Stored items:
------------------------------------------------------------------------

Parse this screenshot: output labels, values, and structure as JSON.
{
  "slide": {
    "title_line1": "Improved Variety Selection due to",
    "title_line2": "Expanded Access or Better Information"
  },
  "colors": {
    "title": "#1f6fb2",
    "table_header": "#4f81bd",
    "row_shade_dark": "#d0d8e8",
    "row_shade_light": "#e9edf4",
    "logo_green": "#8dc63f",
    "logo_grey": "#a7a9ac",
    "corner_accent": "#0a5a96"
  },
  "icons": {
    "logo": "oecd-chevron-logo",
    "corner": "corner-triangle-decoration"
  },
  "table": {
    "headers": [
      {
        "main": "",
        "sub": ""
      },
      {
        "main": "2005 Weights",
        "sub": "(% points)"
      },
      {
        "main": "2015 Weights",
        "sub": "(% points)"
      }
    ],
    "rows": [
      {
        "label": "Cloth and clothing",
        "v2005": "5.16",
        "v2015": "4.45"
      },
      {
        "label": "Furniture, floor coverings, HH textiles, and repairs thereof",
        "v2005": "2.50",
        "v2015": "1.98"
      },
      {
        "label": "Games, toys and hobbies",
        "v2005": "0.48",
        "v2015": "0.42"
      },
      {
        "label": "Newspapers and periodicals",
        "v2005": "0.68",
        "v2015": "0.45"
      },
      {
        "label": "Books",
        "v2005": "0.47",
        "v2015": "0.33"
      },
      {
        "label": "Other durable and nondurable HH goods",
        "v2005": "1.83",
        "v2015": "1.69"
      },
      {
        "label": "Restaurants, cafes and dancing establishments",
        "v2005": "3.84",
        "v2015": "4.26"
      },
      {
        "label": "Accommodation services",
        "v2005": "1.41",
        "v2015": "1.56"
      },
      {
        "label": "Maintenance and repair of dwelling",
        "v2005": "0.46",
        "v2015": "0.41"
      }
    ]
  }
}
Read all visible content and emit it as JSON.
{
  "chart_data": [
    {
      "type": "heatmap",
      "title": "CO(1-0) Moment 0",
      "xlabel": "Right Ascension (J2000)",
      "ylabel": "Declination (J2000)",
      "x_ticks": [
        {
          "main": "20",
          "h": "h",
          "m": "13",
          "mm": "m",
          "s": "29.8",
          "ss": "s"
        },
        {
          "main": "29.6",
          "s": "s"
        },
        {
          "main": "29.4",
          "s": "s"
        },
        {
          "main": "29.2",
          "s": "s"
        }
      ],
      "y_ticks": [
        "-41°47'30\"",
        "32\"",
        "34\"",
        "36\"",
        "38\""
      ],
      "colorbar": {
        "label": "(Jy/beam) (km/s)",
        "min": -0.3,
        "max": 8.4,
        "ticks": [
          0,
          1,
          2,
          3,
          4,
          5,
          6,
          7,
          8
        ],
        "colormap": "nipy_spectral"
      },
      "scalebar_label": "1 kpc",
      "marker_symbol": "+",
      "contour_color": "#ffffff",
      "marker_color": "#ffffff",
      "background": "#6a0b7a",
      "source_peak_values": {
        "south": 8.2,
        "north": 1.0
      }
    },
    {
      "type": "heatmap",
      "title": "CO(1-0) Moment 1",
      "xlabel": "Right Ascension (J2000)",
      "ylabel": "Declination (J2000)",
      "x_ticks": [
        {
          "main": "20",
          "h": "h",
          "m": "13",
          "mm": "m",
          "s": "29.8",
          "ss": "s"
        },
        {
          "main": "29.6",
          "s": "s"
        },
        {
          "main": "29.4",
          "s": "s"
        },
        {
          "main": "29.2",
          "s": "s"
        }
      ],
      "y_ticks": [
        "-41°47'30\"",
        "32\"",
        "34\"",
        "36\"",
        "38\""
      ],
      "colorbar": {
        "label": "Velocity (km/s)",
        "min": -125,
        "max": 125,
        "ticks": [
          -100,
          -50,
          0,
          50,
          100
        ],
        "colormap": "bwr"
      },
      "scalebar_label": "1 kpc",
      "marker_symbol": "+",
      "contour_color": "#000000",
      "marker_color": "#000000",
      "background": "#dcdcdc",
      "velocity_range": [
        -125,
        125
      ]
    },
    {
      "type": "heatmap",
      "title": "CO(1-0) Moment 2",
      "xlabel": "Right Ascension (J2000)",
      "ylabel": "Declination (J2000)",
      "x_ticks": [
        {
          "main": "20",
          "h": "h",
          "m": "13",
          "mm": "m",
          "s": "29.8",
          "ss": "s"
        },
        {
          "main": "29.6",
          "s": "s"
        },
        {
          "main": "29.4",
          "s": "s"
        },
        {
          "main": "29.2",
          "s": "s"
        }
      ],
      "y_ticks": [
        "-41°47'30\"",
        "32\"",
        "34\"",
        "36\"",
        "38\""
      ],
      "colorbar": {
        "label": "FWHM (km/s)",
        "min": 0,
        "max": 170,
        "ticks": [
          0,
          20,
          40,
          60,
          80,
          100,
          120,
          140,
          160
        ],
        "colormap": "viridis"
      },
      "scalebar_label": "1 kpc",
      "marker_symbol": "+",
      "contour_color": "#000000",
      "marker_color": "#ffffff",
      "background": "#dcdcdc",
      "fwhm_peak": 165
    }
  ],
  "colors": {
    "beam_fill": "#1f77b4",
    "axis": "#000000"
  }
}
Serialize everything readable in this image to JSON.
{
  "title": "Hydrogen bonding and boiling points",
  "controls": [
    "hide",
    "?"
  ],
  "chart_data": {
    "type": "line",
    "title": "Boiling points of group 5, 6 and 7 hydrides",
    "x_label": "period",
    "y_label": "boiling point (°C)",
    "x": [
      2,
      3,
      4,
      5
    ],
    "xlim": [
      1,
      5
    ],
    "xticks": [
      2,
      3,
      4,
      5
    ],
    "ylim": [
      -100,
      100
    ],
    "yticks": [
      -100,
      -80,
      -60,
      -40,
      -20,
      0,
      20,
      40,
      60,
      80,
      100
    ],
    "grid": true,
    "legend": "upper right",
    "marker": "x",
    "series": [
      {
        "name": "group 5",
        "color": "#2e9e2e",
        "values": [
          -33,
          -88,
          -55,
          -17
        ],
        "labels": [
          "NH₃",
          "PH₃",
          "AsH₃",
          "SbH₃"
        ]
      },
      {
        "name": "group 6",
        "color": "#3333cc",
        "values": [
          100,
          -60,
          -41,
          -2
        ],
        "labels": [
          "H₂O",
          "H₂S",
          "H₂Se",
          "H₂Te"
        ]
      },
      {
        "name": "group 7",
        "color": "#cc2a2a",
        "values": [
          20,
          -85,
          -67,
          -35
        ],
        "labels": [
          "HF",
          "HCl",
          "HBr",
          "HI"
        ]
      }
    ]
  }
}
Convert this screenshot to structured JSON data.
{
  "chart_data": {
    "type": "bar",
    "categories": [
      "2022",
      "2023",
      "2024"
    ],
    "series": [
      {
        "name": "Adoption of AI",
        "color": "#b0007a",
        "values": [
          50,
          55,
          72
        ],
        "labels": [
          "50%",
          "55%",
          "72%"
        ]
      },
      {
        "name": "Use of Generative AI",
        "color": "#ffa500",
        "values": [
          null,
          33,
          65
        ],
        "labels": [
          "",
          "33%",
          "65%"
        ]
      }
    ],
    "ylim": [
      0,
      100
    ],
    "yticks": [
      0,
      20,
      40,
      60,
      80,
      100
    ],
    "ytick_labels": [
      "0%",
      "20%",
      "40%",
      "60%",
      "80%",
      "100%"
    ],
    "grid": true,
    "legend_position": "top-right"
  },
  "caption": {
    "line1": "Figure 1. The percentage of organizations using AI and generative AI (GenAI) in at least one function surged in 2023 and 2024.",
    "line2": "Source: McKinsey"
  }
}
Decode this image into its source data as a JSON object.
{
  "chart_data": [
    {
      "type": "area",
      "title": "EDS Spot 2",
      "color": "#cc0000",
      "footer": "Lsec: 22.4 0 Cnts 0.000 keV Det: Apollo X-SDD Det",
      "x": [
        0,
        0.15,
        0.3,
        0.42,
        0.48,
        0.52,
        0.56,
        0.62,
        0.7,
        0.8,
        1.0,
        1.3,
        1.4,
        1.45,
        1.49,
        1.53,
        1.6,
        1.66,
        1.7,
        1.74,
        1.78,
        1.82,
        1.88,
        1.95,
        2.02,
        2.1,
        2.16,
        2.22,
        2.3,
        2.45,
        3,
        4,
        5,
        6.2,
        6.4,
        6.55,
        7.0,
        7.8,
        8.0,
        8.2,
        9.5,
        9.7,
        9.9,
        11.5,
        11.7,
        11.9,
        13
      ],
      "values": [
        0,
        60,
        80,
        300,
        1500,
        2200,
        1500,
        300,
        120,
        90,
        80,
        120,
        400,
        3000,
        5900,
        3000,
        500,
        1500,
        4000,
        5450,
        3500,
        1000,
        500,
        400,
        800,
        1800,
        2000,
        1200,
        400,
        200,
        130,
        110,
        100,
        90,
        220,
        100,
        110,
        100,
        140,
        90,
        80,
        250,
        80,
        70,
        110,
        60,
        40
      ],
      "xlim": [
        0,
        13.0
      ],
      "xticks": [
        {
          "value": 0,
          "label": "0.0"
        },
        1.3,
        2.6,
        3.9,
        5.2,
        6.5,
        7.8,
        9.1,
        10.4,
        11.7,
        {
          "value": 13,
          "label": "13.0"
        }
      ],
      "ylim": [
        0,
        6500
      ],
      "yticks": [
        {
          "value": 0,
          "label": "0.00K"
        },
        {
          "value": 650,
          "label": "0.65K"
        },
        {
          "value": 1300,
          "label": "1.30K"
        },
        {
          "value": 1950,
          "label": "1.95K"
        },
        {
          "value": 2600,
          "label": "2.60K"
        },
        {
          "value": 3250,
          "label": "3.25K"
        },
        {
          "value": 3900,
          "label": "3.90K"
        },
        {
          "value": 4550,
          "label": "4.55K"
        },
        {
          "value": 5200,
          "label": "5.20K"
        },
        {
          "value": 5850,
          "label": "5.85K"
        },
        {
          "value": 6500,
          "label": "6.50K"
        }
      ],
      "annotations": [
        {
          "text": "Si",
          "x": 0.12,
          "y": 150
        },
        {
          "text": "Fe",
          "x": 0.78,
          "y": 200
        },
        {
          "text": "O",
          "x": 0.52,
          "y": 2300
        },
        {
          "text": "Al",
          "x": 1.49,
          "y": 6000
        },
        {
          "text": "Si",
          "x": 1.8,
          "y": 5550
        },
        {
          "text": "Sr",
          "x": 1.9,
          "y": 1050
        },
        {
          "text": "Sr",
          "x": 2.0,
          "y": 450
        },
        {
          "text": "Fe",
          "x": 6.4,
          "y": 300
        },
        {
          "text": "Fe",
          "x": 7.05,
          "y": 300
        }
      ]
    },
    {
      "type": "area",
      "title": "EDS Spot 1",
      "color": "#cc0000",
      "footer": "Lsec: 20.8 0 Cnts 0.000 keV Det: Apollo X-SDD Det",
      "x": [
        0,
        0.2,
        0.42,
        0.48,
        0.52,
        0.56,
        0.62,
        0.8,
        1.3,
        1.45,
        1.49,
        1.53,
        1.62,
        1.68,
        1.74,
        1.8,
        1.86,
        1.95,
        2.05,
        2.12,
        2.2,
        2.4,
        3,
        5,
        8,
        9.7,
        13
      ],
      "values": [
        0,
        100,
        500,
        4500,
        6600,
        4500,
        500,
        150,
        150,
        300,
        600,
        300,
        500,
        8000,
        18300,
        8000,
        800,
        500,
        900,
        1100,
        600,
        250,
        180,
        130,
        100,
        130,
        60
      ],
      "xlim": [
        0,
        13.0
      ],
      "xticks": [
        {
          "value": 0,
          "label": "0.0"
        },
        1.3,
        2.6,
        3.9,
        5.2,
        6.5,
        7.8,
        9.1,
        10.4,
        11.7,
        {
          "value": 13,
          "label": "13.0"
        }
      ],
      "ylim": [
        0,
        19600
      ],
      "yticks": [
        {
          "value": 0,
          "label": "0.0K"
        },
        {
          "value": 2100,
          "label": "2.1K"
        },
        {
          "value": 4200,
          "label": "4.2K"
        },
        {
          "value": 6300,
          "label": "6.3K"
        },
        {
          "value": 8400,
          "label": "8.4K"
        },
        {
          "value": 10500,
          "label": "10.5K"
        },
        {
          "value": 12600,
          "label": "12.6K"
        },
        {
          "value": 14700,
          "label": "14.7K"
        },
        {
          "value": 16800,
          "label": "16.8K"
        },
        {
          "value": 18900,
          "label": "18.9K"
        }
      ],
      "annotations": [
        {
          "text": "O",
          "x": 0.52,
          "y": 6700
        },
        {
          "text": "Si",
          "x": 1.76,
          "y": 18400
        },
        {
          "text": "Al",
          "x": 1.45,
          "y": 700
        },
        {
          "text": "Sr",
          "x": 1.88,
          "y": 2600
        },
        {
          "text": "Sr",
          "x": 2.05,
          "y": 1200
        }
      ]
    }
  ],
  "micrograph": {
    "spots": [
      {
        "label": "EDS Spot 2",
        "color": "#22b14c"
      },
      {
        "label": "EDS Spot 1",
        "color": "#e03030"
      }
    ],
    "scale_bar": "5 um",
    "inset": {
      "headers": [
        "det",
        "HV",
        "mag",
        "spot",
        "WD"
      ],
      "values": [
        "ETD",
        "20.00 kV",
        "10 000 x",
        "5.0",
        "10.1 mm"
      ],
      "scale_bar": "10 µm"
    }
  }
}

------------------------------------------------------------------------

* _GOAL OF THE EXERCISE_: Find the word "Apollo" in the material, then list each line that holds it.

* _EXERCISE RESPONSE_:
      "footer": "Lsec: 22.4 0 Cnts 0.000 keV Det: Apollo X-SDD Det",
      "footer": "Lsec: 20.8 0 Cnts 0.000 keV Det: Apollo X-SDD Det",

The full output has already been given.